[Objective]: Print, exactly and completely, every entry in the data.

>> BEGIN Data provided

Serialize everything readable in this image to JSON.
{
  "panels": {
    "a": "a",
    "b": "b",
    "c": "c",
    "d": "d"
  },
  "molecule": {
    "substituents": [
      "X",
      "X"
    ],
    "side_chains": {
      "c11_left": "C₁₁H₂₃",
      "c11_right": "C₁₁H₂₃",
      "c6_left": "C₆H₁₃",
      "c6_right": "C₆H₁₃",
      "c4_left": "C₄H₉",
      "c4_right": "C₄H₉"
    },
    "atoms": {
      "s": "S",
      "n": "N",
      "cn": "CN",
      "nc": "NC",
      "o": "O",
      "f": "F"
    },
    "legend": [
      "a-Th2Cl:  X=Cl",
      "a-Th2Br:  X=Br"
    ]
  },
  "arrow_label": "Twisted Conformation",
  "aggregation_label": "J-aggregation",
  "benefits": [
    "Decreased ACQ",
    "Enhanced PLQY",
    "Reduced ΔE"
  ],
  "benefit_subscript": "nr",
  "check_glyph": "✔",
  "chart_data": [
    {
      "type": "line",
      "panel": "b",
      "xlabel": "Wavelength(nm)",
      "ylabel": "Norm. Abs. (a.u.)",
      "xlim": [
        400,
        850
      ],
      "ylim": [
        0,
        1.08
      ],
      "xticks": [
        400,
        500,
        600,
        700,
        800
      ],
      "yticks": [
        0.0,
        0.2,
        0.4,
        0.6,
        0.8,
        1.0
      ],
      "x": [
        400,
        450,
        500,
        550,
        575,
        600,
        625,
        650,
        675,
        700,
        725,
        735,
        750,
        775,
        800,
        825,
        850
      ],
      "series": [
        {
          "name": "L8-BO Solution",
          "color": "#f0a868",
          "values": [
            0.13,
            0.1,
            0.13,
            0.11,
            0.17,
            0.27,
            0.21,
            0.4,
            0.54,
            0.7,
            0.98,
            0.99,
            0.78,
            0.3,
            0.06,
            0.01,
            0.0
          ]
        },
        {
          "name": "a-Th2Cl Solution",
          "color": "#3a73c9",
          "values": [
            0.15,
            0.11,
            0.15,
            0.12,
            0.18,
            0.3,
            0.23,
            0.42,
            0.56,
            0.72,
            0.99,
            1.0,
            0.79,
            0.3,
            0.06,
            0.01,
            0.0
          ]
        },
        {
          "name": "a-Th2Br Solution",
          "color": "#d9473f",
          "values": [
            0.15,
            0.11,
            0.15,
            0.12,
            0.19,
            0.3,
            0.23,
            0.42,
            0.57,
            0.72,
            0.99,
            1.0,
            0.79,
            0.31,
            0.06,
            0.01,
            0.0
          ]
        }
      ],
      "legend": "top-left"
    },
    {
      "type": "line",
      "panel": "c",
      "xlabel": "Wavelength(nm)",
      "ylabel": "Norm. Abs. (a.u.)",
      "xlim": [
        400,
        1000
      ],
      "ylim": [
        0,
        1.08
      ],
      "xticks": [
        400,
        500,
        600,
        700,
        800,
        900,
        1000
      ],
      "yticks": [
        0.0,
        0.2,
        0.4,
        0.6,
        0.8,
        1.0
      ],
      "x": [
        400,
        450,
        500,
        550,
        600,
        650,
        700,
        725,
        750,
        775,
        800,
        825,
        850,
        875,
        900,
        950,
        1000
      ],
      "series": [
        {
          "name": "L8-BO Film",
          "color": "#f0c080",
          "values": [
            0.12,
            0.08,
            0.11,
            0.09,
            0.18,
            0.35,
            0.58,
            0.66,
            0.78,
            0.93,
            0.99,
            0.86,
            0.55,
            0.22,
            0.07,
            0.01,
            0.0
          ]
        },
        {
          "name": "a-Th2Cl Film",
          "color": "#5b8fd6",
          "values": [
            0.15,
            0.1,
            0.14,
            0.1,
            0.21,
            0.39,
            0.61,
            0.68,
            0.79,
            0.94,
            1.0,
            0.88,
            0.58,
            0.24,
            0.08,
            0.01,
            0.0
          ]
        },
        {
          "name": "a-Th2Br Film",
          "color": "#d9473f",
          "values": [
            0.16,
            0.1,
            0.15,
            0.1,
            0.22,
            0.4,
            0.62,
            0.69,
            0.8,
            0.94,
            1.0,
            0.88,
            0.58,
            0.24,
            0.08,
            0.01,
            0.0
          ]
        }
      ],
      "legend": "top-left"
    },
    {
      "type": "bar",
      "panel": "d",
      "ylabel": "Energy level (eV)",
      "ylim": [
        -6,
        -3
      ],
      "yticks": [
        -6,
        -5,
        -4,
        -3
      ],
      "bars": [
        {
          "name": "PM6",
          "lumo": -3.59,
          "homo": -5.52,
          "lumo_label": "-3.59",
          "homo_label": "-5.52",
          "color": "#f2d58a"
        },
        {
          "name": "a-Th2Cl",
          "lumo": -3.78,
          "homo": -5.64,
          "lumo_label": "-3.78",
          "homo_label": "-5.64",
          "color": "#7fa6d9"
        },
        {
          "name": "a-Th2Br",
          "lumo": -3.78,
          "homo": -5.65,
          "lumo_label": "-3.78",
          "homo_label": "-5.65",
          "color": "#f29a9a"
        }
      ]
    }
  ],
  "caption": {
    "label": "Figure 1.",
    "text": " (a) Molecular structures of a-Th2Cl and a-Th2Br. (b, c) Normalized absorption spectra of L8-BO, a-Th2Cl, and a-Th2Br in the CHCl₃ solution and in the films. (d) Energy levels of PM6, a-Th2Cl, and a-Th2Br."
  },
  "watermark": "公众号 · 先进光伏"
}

>> END Data provided

[Written response]:
Serialize everything readable in this image to JSON.
{
  "panels": {
    "a": "a",
    "b": "b",
    "c": "c",
    "d": "d"
  },
  "molecule": {
    "substituents": [
      "X",
      "X"
    ],
    "side_chains": {
      "c11_left": "C₁₁H₂₃",
      "c11_right": "C₁₁H₂₃",
      "c6_left": "C₆H₁₃",
      "c6_right": "C₆H₁₃",
      "c4_left": "C₄H₉",
      "c4_right": "C₄H₉"
    },
    "atoms": {
      "s": "S",
      "n": "N",
      "cn": "CN",
      "nc": "NC",
      "o": "O",
      "f": "F"
    },
    "legend": [
      "a-Th2Cl:  X=Cl",
      "a-Th2Br:  X=Br"
    ]
  },
  "arrow_label": "Twisted Conformation",
  "aggregation_label": "J-aggregation",
  "benefits": [
    "Decreased ACQ",
    "Enhanced PLQY",
    "Reduced ΔE"
  ],
  "benefit_subscript": "nr",
  "check_glyph": "✔",
  "chart_data": [
    {
      "type": "line",
      "panel": "b",
      "xlabel": "Wavelength(nm)",
      "ylabel": "Norm. Abs. (a.u.)",
      "xlim": [
        400,
        850
      ],
      "ylim": [
        0,
        1.08
      ],
      "xticks": [
        400,
        500,
        600,
        700,
        800
      ],
      "yticks": [
        0.0,
        0.2,
        0.4,
        0.6,
        0.8,
        1.0
      ],
      "x": [
        400,
        450,
        500,
        550,
        575,
        600,
        625,
        650,
        675,
        700,
        725,
        735,
        750,
        775,
        800,
        825,
        850
      ],
      "series": [
        {
          "name": "L8-BO Solution",
          "color": "#f0a868",
          "values": [
            0.13,
            0.1,
            0.13,
            0.11,
            0.17,
            0.27,
            0.21,
            0.4,
            0.54,
            0.7,
            0.98,
            0.99,
            0.78,
            0.3,
            0.06,
            0.01,
            0.0
          ]
        },
        {
          "name": "a-Th2Cl Solution",
          "color": "#3a73c9",
          "values": [
            0.15,
            0.11,
            0.15,
            0.12,
            0.18,
            0.3,
            0.23,
            0.42,
            0.56,
            0.72,
            0.99,
            1.0,
            0.79,
            0.3,
            0.06,
            0.01,
            0.0
          ]
        },
        {
          "name": "a-Th2Br Solution",
          "color": "#d9473f",
          "values": [
            0.15,
            0.11,
            0.15,
            0.12,
            0.19,
            0.3,
            0.23,
            0.42,
            0.57,
            0.72,
            0.99,
            1.0,
            0.79,
            0.31,
            0.06,
            0.01,
            0.0
          ]
        }
      ],
      "legend": "top-left"
    },
    {
      "type": "line",
      "panel": "c",
      "xlabel": "Wavelength(nm)",
      "ylabel": "Norm. Abs. (a.u.)",
      "xlim": [
        400,
        1000
      ],
      "ylim": [
        0,
        1.08
      ],
      "xticks": [
        400,
        500,
        600,
        700,
        800,
        900,
        1000
      ],
      "yticks": [
        0.0,
        0.2,
        0.4,
        0.6,
        0.8,
        1.0
      ],
      "x": [
        400,
        450,
        500,
        550,
        600,
        650,
        700,
        725,
        750,
        775,
        800,
        825,
        850,
        875,
        900,
        950,
        1000
      ],
      "series": [
        {
          "name": "L8-BO Film",
          "color": "#f0c080",
          "values": [
            0.12,
            0.08,
            0.11,
            0.09,
            0.18,
            0.35,
            0.58,
            0.66,
            0.78,
            0.93,
            0.99,
            0.86,
            0.55,
            0.22,
            0.07,
            0.01,
            0.0
          ]
        },
        {
          "name": "a-Th2Cl Film",
          "color": "#5b8fd6",
          "values": [
            0.15,
            0.1,
            0.14,
            0.1,
            0.21,
            0.39,
            0.61,
            0.68,
            0.79,
            0.94,
            1.0,
            0.88,
            0.58,
            0.24,
            0.08,
            0.01,
            0.0
          ]
        },
        {
          "name": "a-Th2Br Film",
          "color": "#d9473f",
          "values": [
            0.16,
            0.1,
            0.15,
            0.1,
            0.22,
            0.4,
            0.62,
            0.69,
            0.8,
            0.94,
            1.0,
            0.88,
            0.58,
            0.24,
            0.08,
            0.01,
            0.0
          ]
        }
      ],
      "legend": "top-left"
    },
    {
      "type": "bar",
      "panel": "d",
      "ylabel": "Energy level (eV)",
      "ylim": [
        -6,
        -3
      ],
      "yticks": [
        -6,
        -5,
        -4,
        -3
      ],
      "bars": [
        {
          "name": "PM6",
          "lumo": -3.59,
          "homo": -5.52,
          "lumo_label": "-3.59",
          "homo_label": "-5.52",
          "color": "#f2d58a"
        },
        {
          "name": "a-Th2Cl",
          "lumo": -3.78,
          "homo": -5.64,
          "lumo_label": "-3.78",
          "homo_label": "-5.64",
          "color": "#7fa6d9"
        },
        {
          "name": "a-Th2Br",
          "lumo": -3.78,
          "homo": -5.65,
          "lumo_label": "-3.78",
          "homo_label": "-5.65",
          "color": "#f29a9a"
        }
      ]
    }
  ],
  "caption": {
    "label": "Figure 1.",
    "text": " (a) Molecular structures of a-Th2Cl and a-Th2Br. (b, c) Normalized absorption spectra of L8-BO, a-Th2Cl, and a-Th2Br in the CHCl₃ solution and in the films. (d) Energy levels of PM6, a-Th2Cl, and a-Th2Br."
  },
  "watermark": "公众号 · 先进光伏"
}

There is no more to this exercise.